── Data
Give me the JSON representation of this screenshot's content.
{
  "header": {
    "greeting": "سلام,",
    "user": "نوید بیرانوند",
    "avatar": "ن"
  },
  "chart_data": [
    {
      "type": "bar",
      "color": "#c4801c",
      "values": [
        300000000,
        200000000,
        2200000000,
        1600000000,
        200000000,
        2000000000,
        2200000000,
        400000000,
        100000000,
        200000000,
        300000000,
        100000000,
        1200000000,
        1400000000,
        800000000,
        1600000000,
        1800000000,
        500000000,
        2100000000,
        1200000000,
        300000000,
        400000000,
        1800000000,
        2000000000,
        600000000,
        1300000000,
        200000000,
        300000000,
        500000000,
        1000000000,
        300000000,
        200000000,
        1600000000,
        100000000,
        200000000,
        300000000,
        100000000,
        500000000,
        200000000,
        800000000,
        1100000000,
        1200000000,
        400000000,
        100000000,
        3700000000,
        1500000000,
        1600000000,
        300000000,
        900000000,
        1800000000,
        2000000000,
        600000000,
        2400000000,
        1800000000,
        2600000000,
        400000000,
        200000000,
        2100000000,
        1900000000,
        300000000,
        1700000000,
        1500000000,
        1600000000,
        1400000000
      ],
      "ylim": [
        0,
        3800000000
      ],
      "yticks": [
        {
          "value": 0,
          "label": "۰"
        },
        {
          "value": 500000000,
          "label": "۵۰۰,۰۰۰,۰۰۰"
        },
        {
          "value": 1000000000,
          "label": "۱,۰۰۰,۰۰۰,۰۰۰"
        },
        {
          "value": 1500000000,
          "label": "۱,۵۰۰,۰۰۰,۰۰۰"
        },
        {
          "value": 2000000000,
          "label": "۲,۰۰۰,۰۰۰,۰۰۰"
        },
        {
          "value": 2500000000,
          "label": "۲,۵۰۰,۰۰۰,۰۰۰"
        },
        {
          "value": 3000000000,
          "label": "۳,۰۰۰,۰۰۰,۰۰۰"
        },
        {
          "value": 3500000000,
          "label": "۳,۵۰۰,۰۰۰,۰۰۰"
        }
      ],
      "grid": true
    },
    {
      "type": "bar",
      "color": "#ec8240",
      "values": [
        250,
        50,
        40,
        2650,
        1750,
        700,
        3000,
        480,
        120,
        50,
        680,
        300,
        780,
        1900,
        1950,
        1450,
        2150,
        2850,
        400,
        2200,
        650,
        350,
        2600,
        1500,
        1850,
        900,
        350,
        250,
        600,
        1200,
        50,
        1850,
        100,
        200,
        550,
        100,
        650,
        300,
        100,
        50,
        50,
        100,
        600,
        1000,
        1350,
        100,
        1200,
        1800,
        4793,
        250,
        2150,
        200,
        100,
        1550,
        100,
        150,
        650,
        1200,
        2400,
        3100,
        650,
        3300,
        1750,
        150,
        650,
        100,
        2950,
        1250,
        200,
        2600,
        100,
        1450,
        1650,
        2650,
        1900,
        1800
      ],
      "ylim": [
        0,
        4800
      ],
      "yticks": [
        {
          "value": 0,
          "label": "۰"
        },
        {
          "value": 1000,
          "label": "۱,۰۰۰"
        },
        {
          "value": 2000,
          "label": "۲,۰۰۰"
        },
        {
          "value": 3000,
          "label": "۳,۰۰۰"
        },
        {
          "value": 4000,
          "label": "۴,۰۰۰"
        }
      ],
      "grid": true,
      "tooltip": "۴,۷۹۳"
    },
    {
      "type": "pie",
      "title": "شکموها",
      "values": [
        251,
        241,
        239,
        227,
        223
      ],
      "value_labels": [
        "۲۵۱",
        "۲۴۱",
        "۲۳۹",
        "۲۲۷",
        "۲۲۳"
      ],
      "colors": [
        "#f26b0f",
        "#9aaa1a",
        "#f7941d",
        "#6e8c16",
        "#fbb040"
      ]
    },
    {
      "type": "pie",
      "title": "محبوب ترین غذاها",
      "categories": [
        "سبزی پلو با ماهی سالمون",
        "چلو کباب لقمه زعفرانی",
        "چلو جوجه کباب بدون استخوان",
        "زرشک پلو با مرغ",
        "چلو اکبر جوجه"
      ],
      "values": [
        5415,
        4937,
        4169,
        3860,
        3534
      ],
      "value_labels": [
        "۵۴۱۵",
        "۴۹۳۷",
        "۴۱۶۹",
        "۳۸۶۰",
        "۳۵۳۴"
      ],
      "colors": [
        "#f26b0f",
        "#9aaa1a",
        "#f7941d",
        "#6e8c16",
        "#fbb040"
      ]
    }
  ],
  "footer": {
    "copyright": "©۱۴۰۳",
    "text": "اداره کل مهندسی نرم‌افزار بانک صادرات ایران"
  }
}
────
* _Required task_
Check each line of the entries above, and show every one holding the word "title".

* _The response_
      "title": "شکموها",
      "title": "محبوب ترین غذاها",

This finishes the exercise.